## start MATERIAL PROVIDED

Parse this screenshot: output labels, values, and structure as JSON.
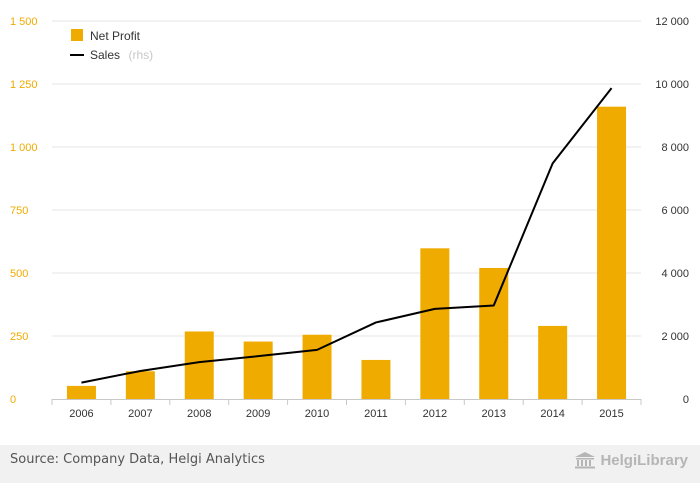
{
  "colors": {
    "bar": "#f0ab00",
    "line": "#000000",
    "left_axis": "#f0ab00",
    "grid": "#e6e6e6"
  },
  "legend": {
    "bar_label": "Net Profit",
    "line_label": "Sales",
    "line_suffix": "(rhs)",
    "position": "top-left"
  },
  "footer": {
    "source": "Source: Company Data, Helgi Analytics",
    "brand": "HelgiLibrary",
    "brand_icon": "library-building-icon"
  },
  "chart_data": {
    "type": "bar",
    "categories": [
      "2006",
      "2007",
      "2008",
      "2009",
      "2010",
      "2011",
      "2012",
      "2013",
      "2014",
      "2015"
    ],
    "series": [
      {
        "name": "Net Profit",
        "type": "bar",
        "axis": "left",
        "values": [
          52,
          110,
          268,
          228,
          255,
          155,
          598,
          520,
          290,
          1160
        ]
      },
      {
        "name": "Sales",
        "type": "line",
        "axis": "right",
        "values": [
          520,
          890,
          1170,
          1360,
          1560,
          2430,
          2860,
          2970,
          7480,
          9870
        ]
      }
    ],
    "y_left": {
      "lim": [
        0,
        1500
      ],
      "ticks": [
        0,
        250,
        500,
        750,
        1000,
        1250,
        1500
      ],
      "tick_labels": [
        "0",
        "250",
        "500",
        "750",
        "1 000",
        "1 250",
        "1 500"
      ]
    },
    "y_right": {
      "lim": [
        0,
        12000
      ],
      "ticks": [
        0,
        2000,
        4000,
        6000,
        8000,
        10000,
        12000
      ],
      "tick_labels": [
        "0",
        "2 000",
        "4 000",
        "6 000",
        "8 000",
        "10 000",
        "12 000"
      ]
    },
    "grid": true
  }
}
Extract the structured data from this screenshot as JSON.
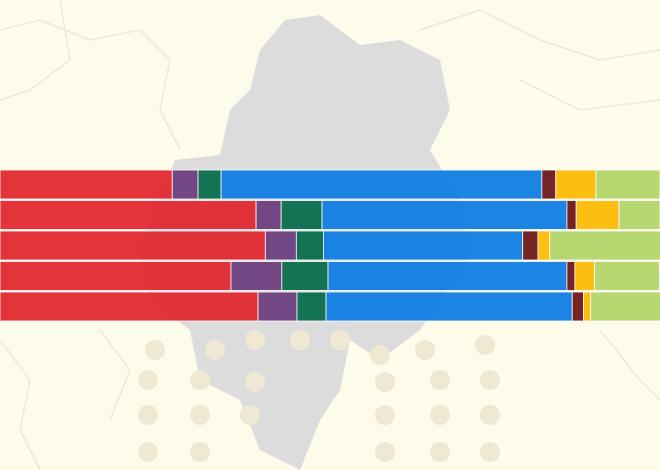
{
  "chart_data": {
    "type": "stacked-bar-horizontal",
    "categories": [
      null,
      null,
      null,
      null,
      null
    ],
    "xlim": [
      0,
      100
    ],
    "series": [
      {
        "color": "#e0252b",
        "values": [
          26.1,
          38.8,
          40.2,
          35.0,
          39.1
        ]
      },
      {
        "color": "#6b3a7d",
        "values": [
          3.9,
          3.8,
          4.7,
          7.7,
          5.9
        ]
      },
      {
        "color": "#04694a",
        "values": [
          3.5,
          6.2,
          4.1,
          7.0,
          4.4
        ]
      },
      {
        "color": "#0b7be2",
        "values": [
          48.6,
          37.1,
          30.2,
          36.2,
          37.3
        ]
      },
      {
        "color": "#6a1313",
        "values": [
          2.1,
          1.4,
          2.3,
          1.2,
          1.7
        ]
      },
      {
        "color": "#fbb900",
        "values": [
          6.1,
          6.5,
          1.8,
          3.0,
          1.1
        ]
      },
      {
        "color": "#b2d466",
        "values": [
          9.7,
          6.2,
          16.8,
          9.8,
          10.6
        ]
      }
    ]
  }
}
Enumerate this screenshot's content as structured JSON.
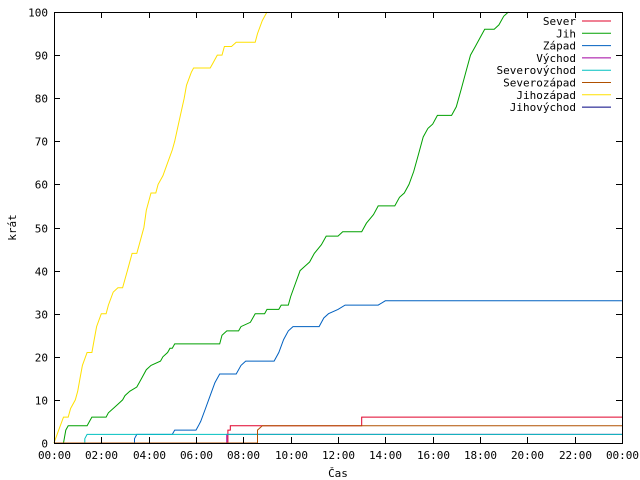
{
  "chart_data": {
    "type": "line",
    "title": "",
    "xlabel": "Čas",
    "ylabel": "krát",
    "x_unit": "hours",
    "xlim": [
      0,
      24
    ],
    "ylim": [
      0,
      100
    ],
    "x_ticks": [
      {
        "value": 0,
        "label": "00:00"
      },
      {
        "value": 2,
        "label": "02:00"
      },
      {
        "value": 4,
        "label": "04:00"
      },
      {
        "value": 6,
        "label": "06:00"
      },
      {
        "value": 8,
        "label": "08:00"
      },
      {
        "value": 10,
        "label": "10:00"
      },
      {
        "value": 12,
        "label": "12:00"
      },
      {
        "value": 14,
        "label": "14:00"
      },
      {
        "value": 16,
        "label": "16:00"
      },
      {
        "value": 18,
        "label": "18:00"
      },
      {
        "value": 20,
        "label": "20:00"
      },
      {
        "value": 22,
        "label": "22:00"
      },
      {
        "value": 24,
        "label": "00:00"
      }
    ],
    "y_ticks": [
      0,
      10,
      20,
      30,
      40,
      50,
      60,
      70,
      80,
      90,
      100
    ],
    "grid": false,
    "legend_position": "top-right",
    "series": [
      {
        "name": "Sever",
        "color": "#e0002a",
        "points": [
          [
            0,
            0
          ],
          [
            7.35,
            0
          ],
          [
            7.35,
            3
          ],
          [
            7.45,
            3
          ],
          [
            7.45,
            4
          ],
          [
            13.0,
            4
          ],
          [
            13.0,
            6
          ],
          [
            24.0,
            6
          ]
        ]
      },
      {
        "name": "Jih",
        "color": "#00a000",
        "points": [
          [
            0,
            0
          ],
          [
            0.4,
            0
          ],
          [
            0.5,
            3
          ],
          [
            0.6,
            4
          ],
          [
            1.4,
            4
          ],
          [
            1.5,
            5
          ],
          [
            1.6,
            6
          ],
          [
            2.2,
            6
          ],
          [
            2.3,
            7
          ],
          [
            2.5,
            8
          ],
          [
            2.7,
            9
          ],
          [
            2.9,
            10
          ],
          [
            3.0,
            11
          ],
          [
            3.2,
            12
          ],
          [
            3.5,
            13
          ],
          [
            3.7,
            15
          ],
          [
            3.9,
            17
          ],
          [
            4.1,
            18
          ],
          [
            4.5,
            19
          ],
          [
            4.6,
            20
          ],
          [
            4.8,
            21
          ],
          [
            4.9,
            22
          ],
          [
            5.0,
            22
          ],
          [
            5.1,
            23
          ],
          [
            7.0,
            23
          ],
          [
            7.1,
            25
          ],
          [
            7.3,
            26
          ],
          [
            7.8,
            26
          ],
          [
            7.9,
            27
          ],
          [
            8.3,
            28
          ],
          [
            8.5,
            30
          ],
          [
            8.9,
            30
          ],
          [
            9.0,
            31
          ],
          [
            9.5,
            31
          ],
          [
            9.6,
            32
          ],
          [
            9.9,
            32
          ],
          [
            10.0,
            34
          ],
          [
            10.2,
            37
          ],
          [
            10.4,
            40
          ],
          [
            10.6,
            41
          ],
          [
            10.8,
            42
          ],
          [
            11.0,
            44
          ],
          [
            11.3,
            46
          ],
          [
            11.5,
            48
          ],
          [
            12.0,
            48
          ],
          [
            12.2,
            49
          ],
          [
            13.0,
            49
          ],
          [
            13.2,
            51
          ],
          [
            13.5,
            53
          ],
          [
            13.7,
            55
          ],
          [
            14.4,
            55
          ],
          [
            14.6,
            57
          ],
          [
            14.8,
            58
          ],
          [
            15.0,
            60
          ],
          [
            15.2,
            63
          ],
          [
            15.4,
            67
          ],
          [
            15.6,
            71
          ],
          [
            15.8,
            73
          ],
          [
            16.0,
            74
          ],
          [
            16.2,
            76
          ],
          [
            16.8,
            76
          ],
          [
            17.0,
            78
          ],
          [
            17.2,
            82
          ],
          [
            17.4,
            86
          ],
          [
            17.6,
            90
          ],
          [
            17.8,
            92
          ],
          [
            18.0,
            94
          ],
          [
            18.2,
            96
          ],
          [
            18.6,
            96
          ],
          [
            18.8,
            97
          ],
          [
            19.0,
            99
          ],
          [
            19.2,
            100
          ]
        ]
      },
      {
        "name": "Západ",
        "color": "#0060c0",
        "points": [
          [
            0,
            0
          ],
          [
            3.4,
            0
          ],
          [
            3.4,
            1
          ],
          [
            3.5,
            2
          ],
          [
            5.0,
            2
          ],
          [
            5.1,
            3
          ],
          [
            6.0,
            3
          ],
          [
            6.1,
            4
          ],
          [
            6.2,
            5
          ],
          [
            6.4,
            8
          ],
          [
            6.6,
            11
          ],
          [
            6.8,
            14
          ],
          [
            7.0,
            16
          ],
          [
            7.7,
            16
          ],
          [
            7.9,
            18
          ],
          [
            8.1,
            19
          ],
          [
            9.3,
            19
          ],
          [
            9.5,
            21
          ],
          [
            9.7,
            24
          ],
          [
            9.9,
            26
          ],
          [
            10.1,
            27
          ],
          [
            11.2,
            27
          ],
          [
            11.4,
            29
          ],
          [
            11.6,
            30
          ],
          [
            12.0,
            31
          ],
          [
            12.3,
            32
          ],
          [
            13.7,
            32
          ],
          [
            14.0,
            33
          ],
          [
            24.0,
            33
          ]
        ]
      },
      {
        "name": "Východ",
        "color": "#a000a0",
        "points": [
          [
            0,
            0
          ],
          [
            7.3,
            0
          ],
          [
            7.3,
            2
          ],
          [
            24.0,
            2
          ]
        ]
      },
      {
        "name": "Severovýchod",
        "color": "#00c0c0",
        "points": [
          [
            0,
            0
          ],
          [
            1.3,
            0
          ],
          [
            1.3,
            1
          ],
          [
            1.4,
            2
          ],
          [
            24.0,
            2
          ]
        ]
      },
      {
        "name": "Severozápad",
        "color": "#b05000",
        "points": [
          [
            0,
            0
          ],
          [
            8.6,
            0
          ],
          [
            8.6,
            3
          ],
          [
            8.8,
            4
          ],
          [
            24.0,
            4
          ]
        ]
      },
      {
        "name": "Jihozápad",
        "color": "#ffe000",
        "points": [
          [
            0,
            0
          ],
          [
            0.2,
            3
          ],
          [
            0.4,
            6
          ],
          [
            0.6,
            6
          ],
          [
            0.7,
            8
          ],
          [
            0.9,
            10
          ],
          [
            1.0,
            12
          ],
          [
            1.1,
            15
          ],
          [
            1.2,
            18
          ],
          [
            1.4,
            21
          ],
          [
            1.6,
            21
          ],
          [
            1.7,
            24
          ],
          [
            1.8,
            27
          ],
          [
            2.0,
            30
          ],
          [
            2.2,
            30
          ],
          [
            2.3,
            32
          ],
          [
            2.5,
            35
          ],
          [
            2.7,
            36
          ],
          [
            2.9,
            36
          ],
          [
            3.1,
            40
          ],
          [
            3.3,
            44
          ],
          [
            3.5,
            44
          ],
          [
            3.6,
            46
          ],
          [
            3.8,
            50
          ],
          [
            3.9,
            54
          ],
          [
            4.1,
            58
          ],
          [
            4.3,
            58
          ],
          [
            4.4,
            60
          ],
          [
            4.6,
            62
          ],
          [
            4.8,
            65
          ],
          [
            5.0,
            68
          ],
          [
            5.1,
            70
          ],
          [
            5.3,
            75
          ],
          [
            5.5,
            80
          ],
          [
            5.6,
            83
          ],
          [
            5.8,
            86
          ],
          [
            5.9,
            87
          ],
          [
            6.6,
            87
          ],
          [
            6.7,
            88
          ],
          [
            6.9,
            90
          ],
          [
            7.1,
            90
          ],
          [
            7.2,
            92
          ],
          [
            7.5,
            92
          ],
          [
            7.7,
            93
          ],
          [
            8.5,
            93
          ],
          [
            8.6,
            95
          ],
          [
            8.8,
            98
          ],
          [
            9.0,
            100
          ]
        ]
      },
      {
        "name": "Jihovýchod",
        "color": "#000080",
        "points": []
      }
    ]
  }
}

## end MATERIAL PROVIDED

TASK BRIEF:
Check each line of the entries above, and show every one holding the word "Profit".

RESULT FOR THIS EXERCISE:
    "bar_label": "Net Profit",
        "name": "Net Profit",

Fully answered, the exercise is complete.